Stated problem
Gather up every line that includes the string "registration".

____ Provided data

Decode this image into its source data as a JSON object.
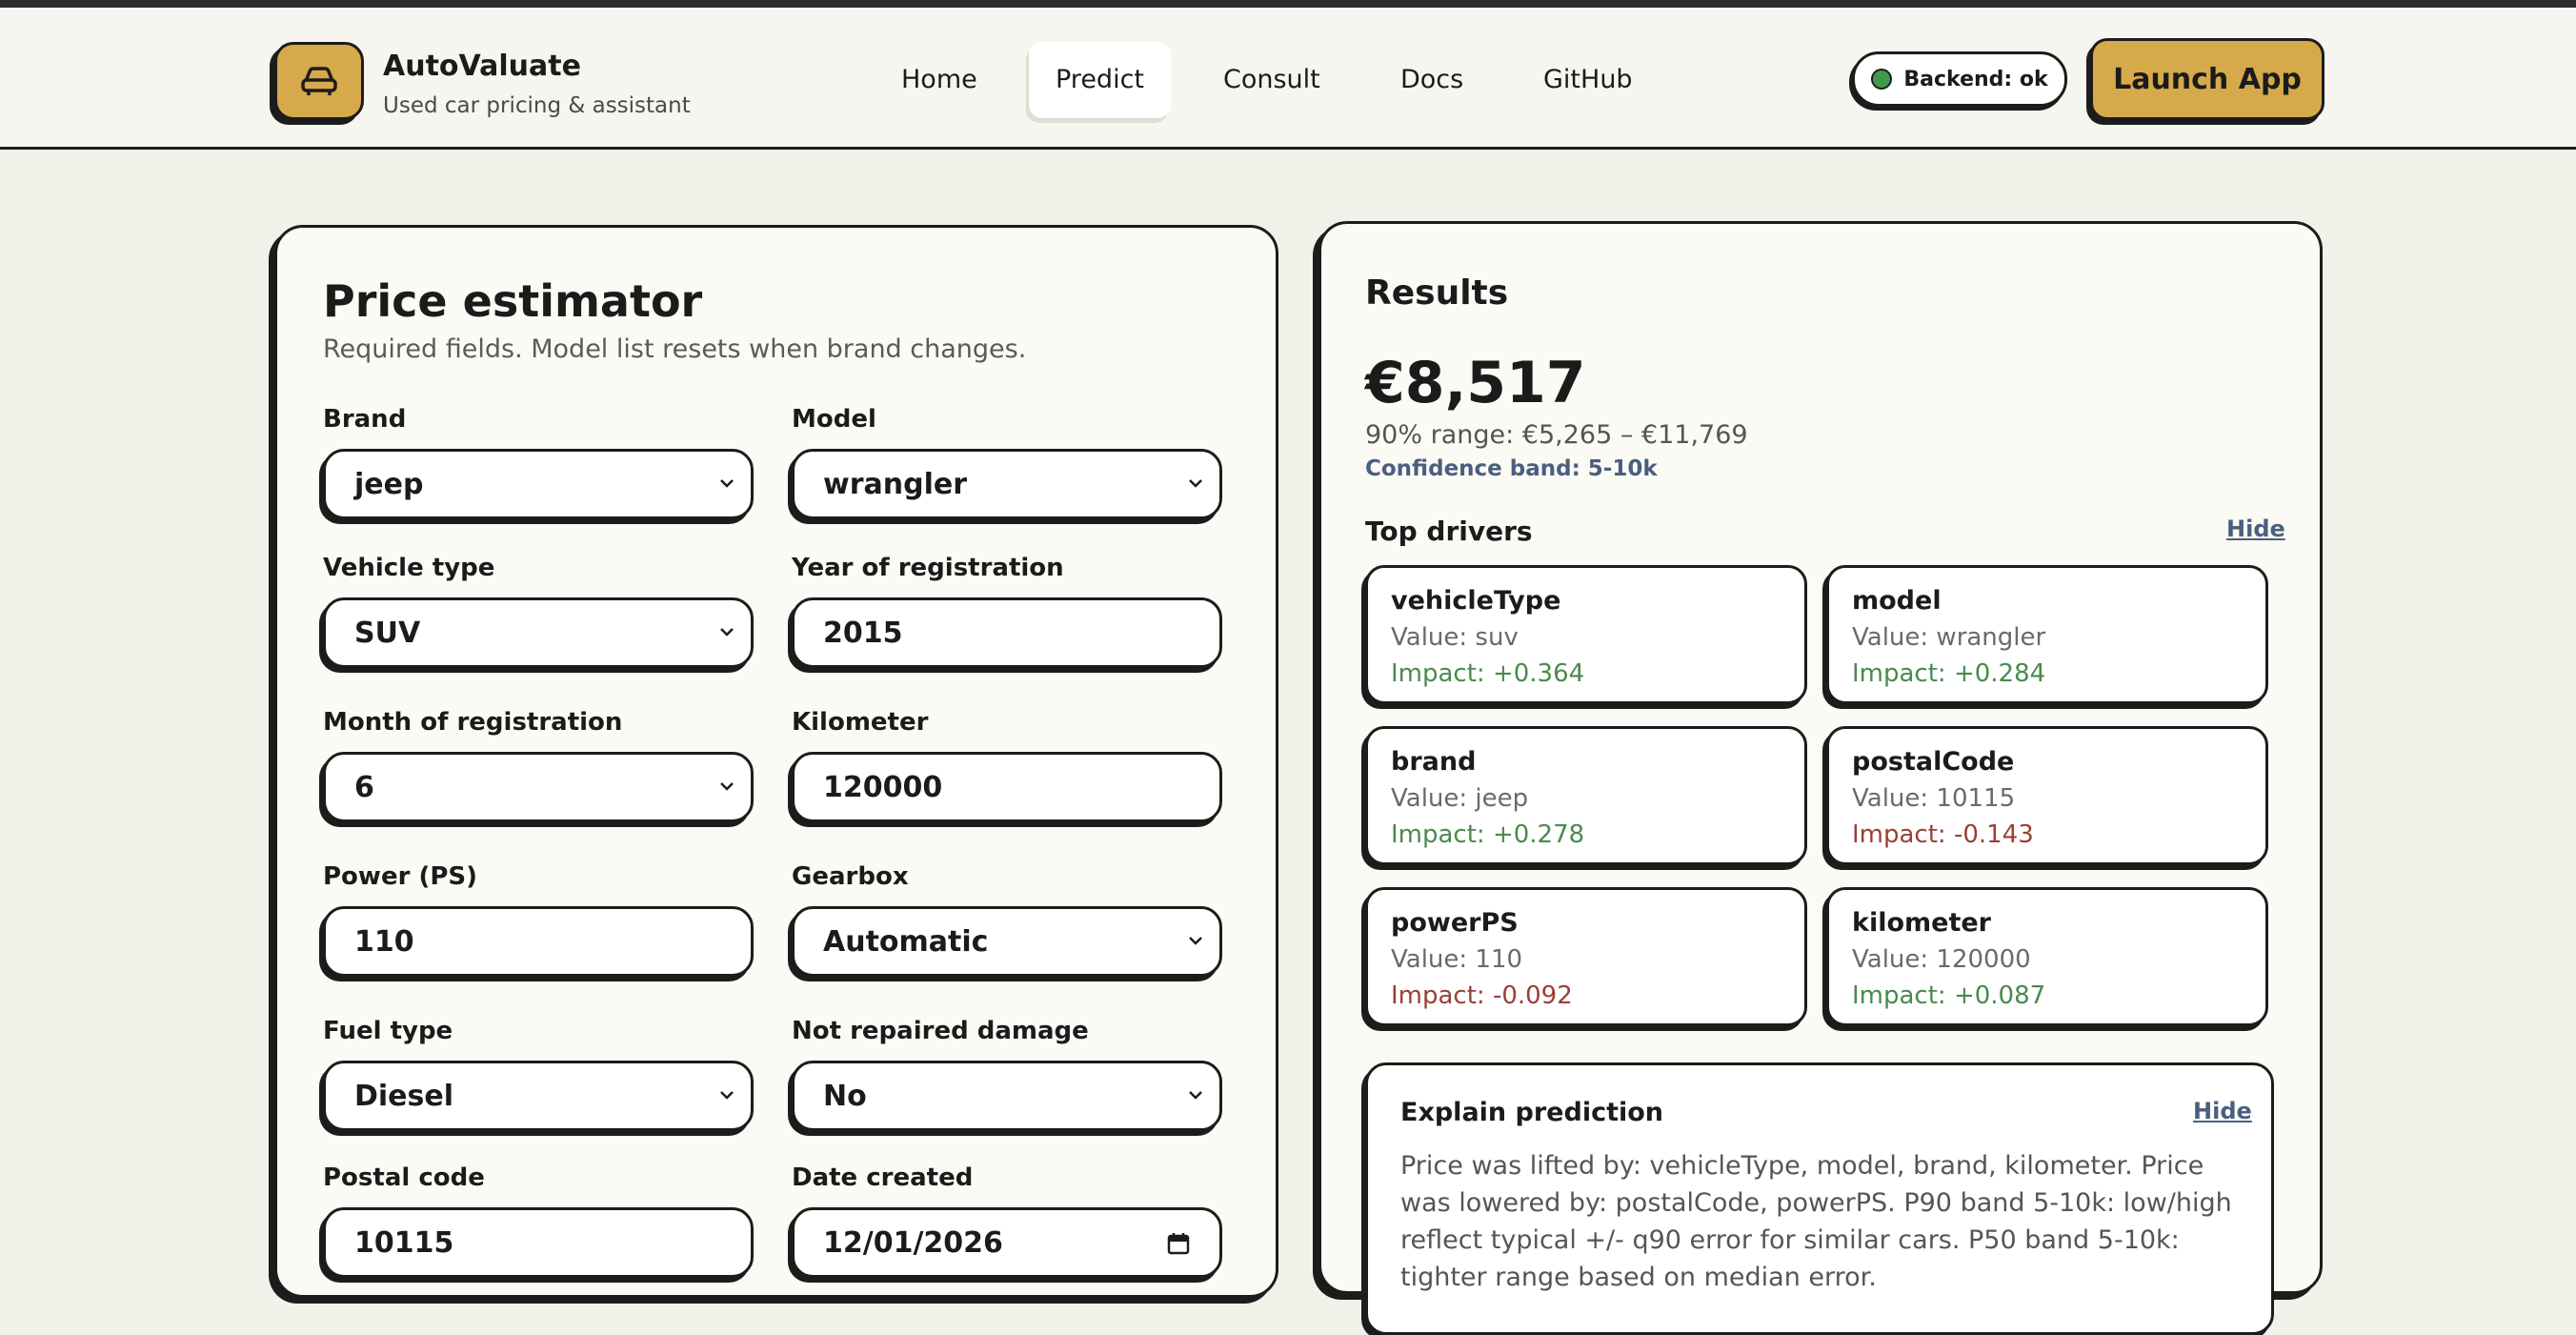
{
  "app": {
    "name": "AutoValuate",
    "tagline": "Used car pricing & assistant"
  },
  "nav": {
    "home": "Home",
    "predict": "Predict",
    "consult": "Consult",
    "docs": "Docs",
    "github": "GitHub"
  },
  "status": {
    "label": "Backend: ok",
    "color": "#3f9a4a"
  },
  "launch_label": "Launch App",
  "estimator": {
    "title": "Price estimator",
    "subtitle": "Required fields. Model list resets when brand changes.",
    "fields": {
      "brand": {
        "label": "Brand",
        "value": "jeep"
      },
      "model": {
        "label": "Model",
        "value": "wrangler"
      },
      "vehicle_type": {
        "label": "Vehicle type",
        "value": "SUV"
      },
      "year": {
        "label": "Year of registration",
        "value": "2015"
      },
      "month": {
        "label": "Month of registration",
        "value": "6"
      },
      "kilometer": {
        "label": "Kilometer",
        "value": "120000"
      },
      "power": {
        "label": "Power (PS)",
        "value": "110"
      },
      "gearbox": {
        "label": "Gearbox",
        "value": "Automatic"
      },
      "fuel": {
        "label": "Fuel type",
        "value": "Diesel"
      },
      "damage": {
        "label": "Not repaired damage",
        "value": "No"
      },
      "postal": {
        "label": "Postal code",
        "value": "10115"
      },
      "date": {
        "label": "Date created",
        "value": "12/01/2026"
      }
    }
  },
  "results": {
    "title": "Results",
    "price": "€8,517",
    "range": "90% range: €5,265 – €11,769",
    "band": "Confidence band: 5-10k",
    "drivers_title": "Top drivers",
    "hide_label": "Hide",
    "drivers": [
      {
        "name": "vehicleType",
        "value": "Value: suv",
        "impact": "Impact: +0.364"
      },
      {
        "name": "model",
        "value": "Value: wrangler",
        "impact": "Impact: +0.284"
      },
      {
        "name": "brand",
        "value": "Value: jeep",
        "impact": "Impact: +0.278"
      },
      {
        "name": "postalCode",
        "value": "Value: 10115",
        "impact": "Impact: -0.143"
      },
      {
        "name": "powerPS",
        "value": "Value: 110",
        "impact": "Impact: -0.092"
      },
      {
        "name": "kilometer",
        "value": "Value: 120000",
        "impact": "Impact: +0.087"
      }
    ],
    "explain": {
      "title": "Explain prediction",
      "hide_label": "Hide",
      "text": "Price was lifted by: vehicleType, model, brand, kilometer. Price was lowered by: postalCode, powerPS. P90 band 5-10k: low/high reflect typical +/- q90 error for similar cars. P50 band 5-10k: tighter range based on median error."
    }
  },
  "colors": {
    "accent": "#d6a94a",
    "positive": "#4a8a4c",
    "negative": "#9a3f36",
    "link": "#4a5f7e"
  }
}
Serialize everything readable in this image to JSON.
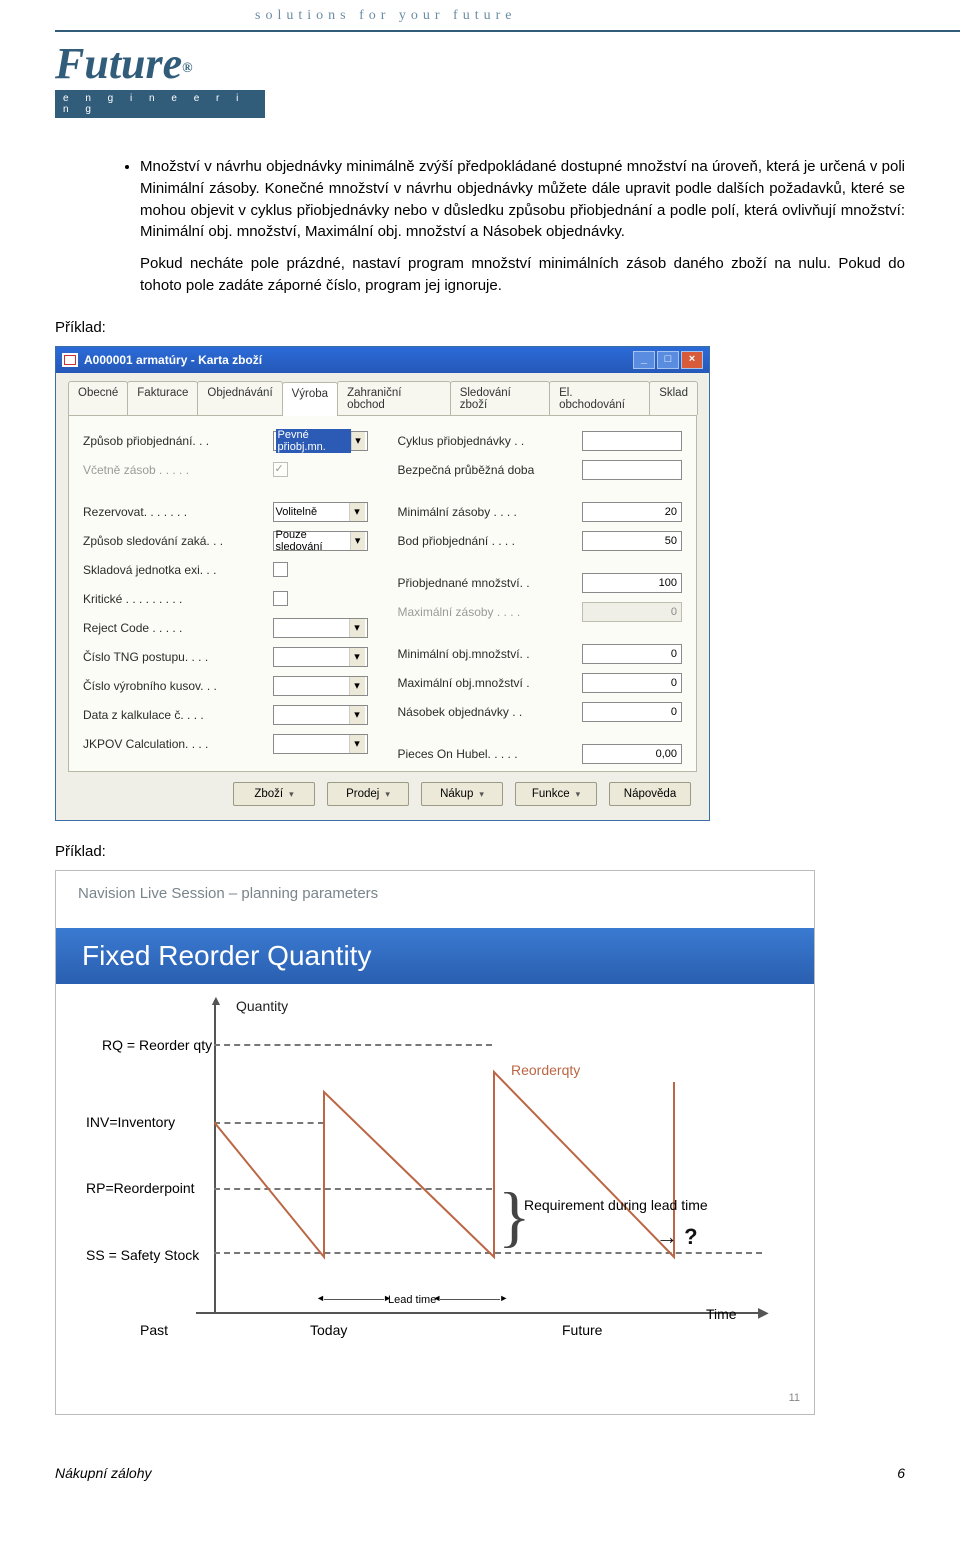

________

Result of this task
        "label": "Year of registration",
        "label": "Month of registration",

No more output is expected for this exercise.